_WHAT THE TASK REQUIRES_. Tally the lines of the listing that contain the string "screenshot". Give the number and nothing else.

[start]

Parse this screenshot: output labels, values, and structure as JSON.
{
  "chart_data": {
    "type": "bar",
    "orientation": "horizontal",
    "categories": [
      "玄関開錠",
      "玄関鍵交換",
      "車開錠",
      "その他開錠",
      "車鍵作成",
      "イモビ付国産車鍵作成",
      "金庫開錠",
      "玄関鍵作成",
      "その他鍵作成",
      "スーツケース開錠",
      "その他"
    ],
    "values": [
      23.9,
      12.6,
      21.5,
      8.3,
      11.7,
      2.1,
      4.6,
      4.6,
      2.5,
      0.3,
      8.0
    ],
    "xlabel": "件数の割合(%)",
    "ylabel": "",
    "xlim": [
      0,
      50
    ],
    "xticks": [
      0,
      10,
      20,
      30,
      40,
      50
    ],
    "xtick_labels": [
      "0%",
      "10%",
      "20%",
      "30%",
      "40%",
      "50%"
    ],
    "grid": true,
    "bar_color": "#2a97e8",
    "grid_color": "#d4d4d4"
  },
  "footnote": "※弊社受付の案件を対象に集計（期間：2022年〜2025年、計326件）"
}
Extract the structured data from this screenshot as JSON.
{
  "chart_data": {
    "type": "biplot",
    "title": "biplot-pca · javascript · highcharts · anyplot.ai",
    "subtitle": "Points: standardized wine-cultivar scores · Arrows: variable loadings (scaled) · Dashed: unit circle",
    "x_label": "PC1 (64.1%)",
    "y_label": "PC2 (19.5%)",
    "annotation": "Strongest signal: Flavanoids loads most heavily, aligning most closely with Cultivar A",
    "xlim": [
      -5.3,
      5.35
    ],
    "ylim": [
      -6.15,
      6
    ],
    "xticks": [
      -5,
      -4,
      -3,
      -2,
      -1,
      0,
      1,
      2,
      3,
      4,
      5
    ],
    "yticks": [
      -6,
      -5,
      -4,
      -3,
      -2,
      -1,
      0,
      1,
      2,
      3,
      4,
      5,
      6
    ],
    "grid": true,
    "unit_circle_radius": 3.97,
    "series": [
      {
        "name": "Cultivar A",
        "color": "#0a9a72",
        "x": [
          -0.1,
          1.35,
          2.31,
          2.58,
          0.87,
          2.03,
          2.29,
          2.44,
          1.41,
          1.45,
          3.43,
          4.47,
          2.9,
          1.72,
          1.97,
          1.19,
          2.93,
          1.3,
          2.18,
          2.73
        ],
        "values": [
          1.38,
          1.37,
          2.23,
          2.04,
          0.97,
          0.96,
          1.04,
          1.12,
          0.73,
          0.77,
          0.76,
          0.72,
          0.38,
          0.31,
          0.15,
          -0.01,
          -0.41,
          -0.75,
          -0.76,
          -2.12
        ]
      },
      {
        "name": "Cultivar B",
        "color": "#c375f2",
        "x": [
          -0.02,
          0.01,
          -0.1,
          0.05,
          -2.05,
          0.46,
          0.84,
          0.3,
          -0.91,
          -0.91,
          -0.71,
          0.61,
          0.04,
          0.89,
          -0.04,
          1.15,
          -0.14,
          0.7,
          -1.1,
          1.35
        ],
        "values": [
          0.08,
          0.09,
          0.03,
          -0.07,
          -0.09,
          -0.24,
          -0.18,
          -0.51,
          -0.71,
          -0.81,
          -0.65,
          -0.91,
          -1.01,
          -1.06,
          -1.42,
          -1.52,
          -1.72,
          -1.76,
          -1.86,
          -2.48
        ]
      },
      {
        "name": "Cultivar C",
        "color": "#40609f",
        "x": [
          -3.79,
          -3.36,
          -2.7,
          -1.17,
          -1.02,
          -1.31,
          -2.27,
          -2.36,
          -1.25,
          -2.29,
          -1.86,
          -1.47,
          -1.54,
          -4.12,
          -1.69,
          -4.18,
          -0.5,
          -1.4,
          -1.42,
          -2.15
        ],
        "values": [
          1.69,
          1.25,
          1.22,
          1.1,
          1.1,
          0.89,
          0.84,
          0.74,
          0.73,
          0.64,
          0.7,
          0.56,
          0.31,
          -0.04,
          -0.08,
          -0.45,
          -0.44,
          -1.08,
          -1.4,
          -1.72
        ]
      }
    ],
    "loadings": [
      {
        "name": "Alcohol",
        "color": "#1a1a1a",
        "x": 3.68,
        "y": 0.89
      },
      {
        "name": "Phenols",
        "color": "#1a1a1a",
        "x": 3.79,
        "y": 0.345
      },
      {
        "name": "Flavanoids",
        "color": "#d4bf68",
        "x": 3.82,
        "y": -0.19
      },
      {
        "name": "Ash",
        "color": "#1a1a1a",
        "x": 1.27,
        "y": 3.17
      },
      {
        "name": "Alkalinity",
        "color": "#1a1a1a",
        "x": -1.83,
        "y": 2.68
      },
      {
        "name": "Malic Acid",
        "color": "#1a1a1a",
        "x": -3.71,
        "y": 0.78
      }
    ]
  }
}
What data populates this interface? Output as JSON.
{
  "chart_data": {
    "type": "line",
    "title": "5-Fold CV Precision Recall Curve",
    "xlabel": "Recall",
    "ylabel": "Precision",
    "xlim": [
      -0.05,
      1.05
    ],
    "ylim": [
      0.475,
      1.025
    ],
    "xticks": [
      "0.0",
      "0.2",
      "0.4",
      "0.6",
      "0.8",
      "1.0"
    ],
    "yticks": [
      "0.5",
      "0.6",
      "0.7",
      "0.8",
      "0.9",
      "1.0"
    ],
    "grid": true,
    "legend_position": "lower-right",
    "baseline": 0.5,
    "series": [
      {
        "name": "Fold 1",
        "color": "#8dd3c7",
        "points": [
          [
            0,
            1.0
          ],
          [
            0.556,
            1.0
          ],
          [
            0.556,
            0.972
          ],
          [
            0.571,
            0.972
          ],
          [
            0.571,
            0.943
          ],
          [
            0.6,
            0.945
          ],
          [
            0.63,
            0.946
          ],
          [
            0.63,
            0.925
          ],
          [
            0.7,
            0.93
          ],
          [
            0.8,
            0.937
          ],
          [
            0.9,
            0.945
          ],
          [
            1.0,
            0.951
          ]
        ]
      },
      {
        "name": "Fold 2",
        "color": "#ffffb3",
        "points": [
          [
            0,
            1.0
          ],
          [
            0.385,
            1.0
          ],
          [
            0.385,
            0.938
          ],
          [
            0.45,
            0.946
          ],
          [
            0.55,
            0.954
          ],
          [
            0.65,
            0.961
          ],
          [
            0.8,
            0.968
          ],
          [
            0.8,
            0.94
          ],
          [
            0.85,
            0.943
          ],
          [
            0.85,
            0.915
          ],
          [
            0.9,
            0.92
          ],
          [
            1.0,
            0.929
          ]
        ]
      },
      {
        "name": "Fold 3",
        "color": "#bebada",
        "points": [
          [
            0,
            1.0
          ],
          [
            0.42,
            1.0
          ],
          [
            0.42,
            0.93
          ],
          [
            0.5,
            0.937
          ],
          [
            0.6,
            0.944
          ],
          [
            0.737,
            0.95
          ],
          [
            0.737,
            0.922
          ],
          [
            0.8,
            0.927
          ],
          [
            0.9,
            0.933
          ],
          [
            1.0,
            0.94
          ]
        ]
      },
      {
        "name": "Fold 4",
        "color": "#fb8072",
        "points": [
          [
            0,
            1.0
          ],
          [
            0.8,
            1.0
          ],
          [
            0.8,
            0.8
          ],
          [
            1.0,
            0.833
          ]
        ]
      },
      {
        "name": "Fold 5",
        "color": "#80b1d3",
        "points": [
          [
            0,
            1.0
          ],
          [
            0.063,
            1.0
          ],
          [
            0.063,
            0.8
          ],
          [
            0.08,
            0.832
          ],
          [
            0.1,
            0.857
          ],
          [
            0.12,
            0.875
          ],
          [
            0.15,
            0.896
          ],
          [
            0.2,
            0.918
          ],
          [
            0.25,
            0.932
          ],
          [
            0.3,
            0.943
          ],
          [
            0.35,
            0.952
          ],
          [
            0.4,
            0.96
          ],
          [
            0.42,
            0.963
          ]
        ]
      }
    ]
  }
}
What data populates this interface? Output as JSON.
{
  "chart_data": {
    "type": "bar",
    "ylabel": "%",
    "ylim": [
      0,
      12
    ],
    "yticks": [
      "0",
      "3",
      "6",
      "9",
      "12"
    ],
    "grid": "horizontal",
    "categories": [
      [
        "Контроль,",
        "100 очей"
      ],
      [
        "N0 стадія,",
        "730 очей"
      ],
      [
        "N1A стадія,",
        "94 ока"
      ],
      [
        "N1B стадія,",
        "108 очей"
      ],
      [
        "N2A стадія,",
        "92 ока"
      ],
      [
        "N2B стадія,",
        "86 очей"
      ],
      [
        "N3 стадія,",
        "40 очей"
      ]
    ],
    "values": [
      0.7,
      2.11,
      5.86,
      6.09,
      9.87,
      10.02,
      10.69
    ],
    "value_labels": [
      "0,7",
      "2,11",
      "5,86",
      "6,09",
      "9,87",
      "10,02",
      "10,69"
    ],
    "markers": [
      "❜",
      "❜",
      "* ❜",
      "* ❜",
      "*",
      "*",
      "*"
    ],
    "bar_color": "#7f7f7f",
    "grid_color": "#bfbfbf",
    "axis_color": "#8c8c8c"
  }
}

[end]

_CORRECT RESPONSE_. 2